Aim of the task
Tally up the lines below that include the word "have". Answer with the number alone.

[begin Records for this exercise]

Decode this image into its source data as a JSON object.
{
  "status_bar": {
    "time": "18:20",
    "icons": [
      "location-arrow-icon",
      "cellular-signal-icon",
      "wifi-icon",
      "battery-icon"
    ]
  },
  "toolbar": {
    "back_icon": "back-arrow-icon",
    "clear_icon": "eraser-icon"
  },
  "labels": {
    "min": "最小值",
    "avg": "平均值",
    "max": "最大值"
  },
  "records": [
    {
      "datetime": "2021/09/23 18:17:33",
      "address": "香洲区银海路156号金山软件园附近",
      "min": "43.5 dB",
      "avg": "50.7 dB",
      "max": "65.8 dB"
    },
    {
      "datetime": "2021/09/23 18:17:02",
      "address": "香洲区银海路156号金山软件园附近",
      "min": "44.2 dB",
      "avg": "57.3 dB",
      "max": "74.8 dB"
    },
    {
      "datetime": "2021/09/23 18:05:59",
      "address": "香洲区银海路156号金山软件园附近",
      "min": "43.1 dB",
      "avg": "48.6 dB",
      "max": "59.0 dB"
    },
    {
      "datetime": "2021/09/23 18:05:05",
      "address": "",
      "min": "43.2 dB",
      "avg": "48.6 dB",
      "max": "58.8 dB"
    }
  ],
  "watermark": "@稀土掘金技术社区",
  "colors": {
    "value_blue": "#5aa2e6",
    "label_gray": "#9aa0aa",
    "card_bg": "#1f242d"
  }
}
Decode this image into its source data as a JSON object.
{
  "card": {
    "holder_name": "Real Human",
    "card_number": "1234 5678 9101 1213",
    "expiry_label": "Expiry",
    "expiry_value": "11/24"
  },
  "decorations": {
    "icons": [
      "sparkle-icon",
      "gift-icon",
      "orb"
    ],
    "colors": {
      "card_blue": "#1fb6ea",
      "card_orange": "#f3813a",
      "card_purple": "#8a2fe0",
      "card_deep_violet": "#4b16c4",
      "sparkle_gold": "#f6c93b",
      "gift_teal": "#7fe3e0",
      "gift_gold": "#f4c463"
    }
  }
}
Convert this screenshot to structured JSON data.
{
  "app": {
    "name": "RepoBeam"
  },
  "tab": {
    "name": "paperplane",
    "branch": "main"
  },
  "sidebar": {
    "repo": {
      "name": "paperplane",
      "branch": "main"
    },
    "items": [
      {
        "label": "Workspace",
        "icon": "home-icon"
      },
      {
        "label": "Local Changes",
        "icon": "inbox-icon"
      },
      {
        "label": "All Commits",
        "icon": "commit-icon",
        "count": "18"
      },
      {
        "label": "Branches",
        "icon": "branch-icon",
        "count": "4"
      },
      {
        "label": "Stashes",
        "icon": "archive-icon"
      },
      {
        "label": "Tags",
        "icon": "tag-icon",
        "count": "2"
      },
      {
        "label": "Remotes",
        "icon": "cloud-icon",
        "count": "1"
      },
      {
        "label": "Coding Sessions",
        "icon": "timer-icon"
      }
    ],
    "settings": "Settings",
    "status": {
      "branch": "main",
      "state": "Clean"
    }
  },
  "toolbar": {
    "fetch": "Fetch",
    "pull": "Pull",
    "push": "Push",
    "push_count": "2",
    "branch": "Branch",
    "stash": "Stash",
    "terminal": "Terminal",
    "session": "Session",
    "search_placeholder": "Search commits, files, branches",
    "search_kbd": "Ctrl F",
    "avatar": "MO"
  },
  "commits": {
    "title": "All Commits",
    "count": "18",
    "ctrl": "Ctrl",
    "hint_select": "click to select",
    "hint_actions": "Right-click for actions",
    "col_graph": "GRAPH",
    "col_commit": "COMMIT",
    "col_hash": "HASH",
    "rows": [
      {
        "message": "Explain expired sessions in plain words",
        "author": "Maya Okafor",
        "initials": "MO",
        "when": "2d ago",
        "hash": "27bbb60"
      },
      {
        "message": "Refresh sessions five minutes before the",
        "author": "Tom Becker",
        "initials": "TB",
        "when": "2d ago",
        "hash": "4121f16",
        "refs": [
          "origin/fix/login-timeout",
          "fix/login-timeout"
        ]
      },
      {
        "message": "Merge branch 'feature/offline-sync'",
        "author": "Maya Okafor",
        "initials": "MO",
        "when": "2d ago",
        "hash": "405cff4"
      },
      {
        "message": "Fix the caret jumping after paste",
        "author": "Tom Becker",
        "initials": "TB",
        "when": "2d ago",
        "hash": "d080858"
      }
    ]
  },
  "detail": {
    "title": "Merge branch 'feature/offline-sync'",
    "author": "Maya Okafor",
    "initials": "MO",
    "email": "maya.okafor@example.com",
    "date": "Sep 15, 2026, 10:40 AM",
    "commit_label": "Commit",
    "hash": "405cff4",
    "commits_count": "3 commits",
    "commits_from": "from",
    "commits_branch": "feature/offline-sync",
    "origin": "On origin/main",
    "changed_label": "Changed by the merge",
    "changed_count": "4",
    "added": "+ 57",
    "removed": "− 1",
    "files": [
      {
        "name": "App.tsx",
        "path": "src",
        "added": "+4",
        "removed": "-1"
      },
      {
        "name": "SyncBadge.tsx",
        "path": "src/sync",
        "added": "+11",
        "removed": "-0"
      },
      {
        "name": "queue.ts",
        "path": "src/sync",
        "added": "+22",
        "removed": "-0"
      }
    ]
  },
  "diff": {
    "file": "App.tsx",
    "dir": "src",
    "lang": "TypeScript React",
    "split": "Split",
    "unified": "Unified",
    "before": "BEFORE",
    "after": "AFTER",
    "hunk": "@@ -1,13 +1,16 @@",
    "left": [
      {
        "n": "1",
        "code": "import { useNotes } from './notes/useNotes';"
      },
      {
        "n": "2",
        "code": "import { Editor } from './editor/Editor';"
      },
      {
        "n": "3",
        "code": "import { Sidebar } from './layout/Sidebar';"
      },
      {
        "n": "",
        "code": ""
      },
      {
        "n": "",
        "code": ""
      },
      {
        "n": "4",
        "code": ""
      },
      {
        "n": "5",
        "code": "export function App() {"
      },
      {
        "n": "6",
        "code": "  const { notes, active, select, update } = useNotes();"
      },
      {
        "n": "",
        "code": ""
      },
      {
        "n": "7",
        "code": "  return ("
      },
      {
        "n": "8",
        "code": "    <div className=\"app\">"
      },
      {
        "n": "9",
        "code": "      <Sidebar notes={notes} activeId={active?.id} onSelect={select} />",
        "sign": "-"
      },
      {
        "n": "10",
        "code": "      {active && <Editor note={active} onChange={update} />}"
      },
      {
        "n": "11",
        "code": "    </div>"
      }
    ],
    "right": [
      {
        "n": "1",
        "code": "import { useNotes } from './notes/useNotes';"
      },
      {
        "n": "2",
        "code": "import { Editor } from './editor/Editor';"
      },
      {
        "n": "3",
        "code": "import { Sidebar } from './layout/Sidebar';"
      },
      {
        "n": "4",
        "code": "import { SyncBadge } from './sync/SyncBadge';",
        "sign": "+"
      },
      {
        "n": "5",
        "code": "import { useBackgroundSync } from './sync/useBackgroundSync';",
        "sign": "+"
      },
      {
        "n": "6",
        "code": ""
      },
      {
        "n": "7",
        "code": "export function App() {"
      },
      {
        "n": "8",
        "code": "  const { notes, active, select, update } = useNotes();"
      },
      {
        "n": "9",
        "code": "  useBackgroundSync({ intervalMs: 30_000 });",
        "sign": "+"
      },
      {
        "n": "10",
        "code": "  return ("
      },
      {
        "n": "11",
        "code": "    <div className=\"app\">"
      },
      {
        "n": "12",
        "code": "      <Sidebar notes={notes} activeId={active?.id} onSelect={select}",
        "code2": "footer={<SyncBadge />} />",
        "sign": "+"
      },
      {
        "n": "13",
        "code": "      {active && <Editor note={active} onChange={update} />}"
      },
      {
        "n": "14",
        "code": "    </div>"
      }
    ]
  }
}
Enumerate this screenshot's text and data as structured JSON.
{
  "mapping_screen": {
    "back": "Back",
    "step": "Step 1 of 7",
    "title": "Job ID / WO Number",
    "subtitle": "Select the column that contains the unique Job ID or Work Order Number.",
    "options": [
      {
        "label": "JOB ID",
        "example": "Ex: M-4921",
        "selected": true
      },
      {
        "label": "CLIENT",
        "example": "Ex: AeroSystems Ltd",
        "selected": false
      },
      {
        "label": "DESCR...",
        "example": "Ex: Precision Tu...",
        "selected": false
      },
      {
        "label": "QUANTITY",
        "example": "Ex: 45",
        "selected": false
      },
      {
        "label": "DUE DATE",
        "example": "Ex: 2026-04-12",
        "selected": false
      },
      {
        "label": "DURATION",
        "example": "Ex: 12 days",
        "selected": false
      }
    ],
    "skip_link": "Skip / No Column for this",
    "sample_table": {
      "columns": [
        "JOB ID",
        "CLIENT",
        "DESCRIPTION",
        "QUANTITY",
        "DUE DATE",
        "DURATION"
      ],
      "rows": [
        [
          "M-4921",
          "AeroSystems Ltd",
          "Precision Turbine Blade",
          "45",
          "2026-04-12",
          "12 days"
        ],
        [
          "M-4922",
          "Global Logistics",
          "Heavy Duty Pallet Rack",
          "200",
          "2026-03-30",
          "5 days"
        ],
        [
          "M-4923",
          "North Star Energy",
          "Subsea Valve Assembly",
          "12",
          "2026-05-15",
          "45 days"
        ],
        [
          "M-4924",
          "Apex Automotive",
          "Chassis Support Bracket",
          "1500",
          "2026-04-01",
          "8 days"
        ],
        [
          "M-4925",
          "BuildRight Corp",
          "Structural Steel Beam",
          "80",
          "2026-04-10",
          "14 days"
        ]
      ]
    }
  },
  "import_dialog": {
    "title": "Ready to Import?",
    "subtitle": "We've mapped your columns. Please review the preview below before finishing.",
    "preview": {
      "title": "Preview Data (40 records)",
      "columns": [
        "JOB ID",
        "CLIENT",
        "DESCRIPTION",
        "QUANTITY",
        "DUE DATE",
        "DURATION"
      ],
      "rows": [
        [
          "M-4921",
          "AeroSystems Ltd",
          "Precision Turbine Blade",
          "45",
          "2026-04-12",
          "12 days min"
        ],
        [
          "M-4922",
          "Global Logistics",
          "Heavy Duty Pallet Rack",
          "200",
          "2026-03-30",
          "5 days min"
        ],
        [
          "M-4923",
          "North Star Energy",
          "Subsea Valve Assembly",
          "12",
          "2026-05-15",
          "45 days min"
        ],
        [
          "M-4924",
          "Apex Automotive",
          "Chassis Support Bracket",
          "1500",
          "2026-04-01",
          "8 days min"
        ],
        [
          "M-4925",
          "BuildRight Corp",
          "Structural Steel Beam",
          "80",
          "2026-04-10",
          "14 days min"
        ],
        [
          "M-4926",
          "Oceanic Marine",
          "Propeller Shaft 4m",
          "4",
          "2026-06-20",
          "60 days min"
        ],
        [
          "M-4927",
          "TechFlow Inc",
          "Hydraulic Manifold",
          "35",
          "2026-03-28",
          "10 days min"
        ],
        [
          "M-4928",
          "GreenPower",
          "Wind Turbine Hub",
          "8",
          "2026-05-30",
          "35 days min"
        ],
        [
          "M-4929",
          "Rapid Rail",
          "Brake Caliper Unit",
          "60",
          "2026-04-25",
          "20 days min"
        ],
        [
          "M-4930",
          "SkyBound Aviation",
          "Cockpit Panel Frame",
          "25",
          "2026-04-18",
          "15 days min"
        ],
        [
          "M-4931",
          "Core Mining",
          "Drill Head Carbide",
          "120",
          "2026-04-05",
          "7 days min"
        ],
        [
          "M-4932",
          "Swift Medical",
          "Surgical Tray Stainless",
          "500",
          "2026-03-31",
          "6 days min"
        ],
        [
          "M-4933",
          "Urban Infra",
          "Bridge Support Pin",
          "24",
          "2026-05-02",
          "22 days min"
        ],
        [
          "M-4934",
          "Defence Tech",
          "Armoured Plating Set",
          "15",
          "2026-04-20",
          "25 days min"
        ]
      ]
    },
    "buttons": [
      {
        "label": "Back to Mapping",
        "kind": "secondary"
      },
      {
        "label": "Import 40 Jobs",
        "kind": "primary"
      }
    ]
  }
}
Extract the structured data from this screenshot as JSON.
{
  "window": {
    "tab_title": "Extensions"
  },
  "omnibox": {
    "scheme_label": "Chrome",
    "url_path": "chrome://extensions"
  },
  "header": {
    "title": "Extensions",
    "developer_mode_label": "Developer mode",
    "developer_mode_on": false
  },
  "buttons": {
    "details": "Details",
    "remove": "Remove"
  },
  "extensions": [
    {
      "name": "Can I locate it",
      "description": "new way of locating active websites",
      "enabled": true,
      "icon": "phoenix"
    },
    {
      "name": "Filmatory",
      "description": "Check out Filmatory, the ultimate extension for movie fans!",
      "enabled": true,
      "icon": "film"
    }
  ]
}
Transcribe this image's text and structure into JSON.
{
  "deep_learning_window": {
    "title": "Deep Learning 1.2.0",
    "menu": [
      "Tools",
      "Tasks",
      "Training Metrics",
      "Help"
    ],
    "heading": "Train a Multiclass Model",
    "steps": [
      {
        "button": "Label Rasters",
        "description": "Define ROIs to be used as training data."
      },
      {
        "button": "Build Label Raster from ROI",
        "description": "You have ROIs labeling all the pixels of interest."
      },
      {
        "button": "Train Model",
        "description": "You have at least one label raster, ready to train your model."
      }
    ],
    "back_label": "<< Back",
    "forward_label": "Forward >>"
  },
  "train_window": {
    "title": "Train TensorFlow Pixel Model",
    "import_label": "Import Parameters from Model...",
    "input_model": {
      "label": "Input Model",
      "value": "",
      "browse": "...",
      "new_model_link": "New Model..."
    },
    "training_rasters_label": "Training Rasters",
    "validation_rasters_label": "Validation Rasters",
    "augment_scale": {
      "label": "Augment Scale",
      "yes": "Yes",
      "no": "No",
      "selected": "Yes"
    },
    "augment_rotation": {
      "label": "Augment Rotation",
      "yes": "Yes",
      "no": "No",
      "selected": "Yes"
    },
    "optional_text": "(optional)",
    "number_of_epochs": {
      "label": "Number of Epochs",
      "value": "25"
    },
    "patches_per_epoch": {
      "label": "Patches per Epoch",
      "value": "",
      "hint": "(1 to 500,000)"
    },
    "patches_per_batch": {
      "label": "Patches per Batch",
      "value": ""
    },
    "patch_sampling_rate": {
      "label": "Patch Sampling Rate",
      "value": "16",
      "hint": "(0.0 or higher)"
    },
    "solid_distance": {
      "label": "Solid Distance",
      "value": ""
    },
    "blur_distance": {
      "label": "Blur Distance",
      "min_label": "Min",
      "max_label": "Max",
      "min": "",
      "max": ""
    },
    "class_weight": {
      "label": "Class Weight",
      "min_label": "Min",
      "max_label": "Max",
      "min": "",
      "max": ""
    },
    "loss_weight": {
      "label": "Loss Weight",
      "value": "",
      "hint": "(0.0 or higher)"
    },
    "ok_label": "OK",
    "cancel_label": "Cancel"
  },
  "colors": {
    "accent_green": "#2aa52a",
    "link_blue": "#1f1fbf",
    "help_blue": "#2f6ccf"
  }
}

[end Records for this exercise]

Task result
2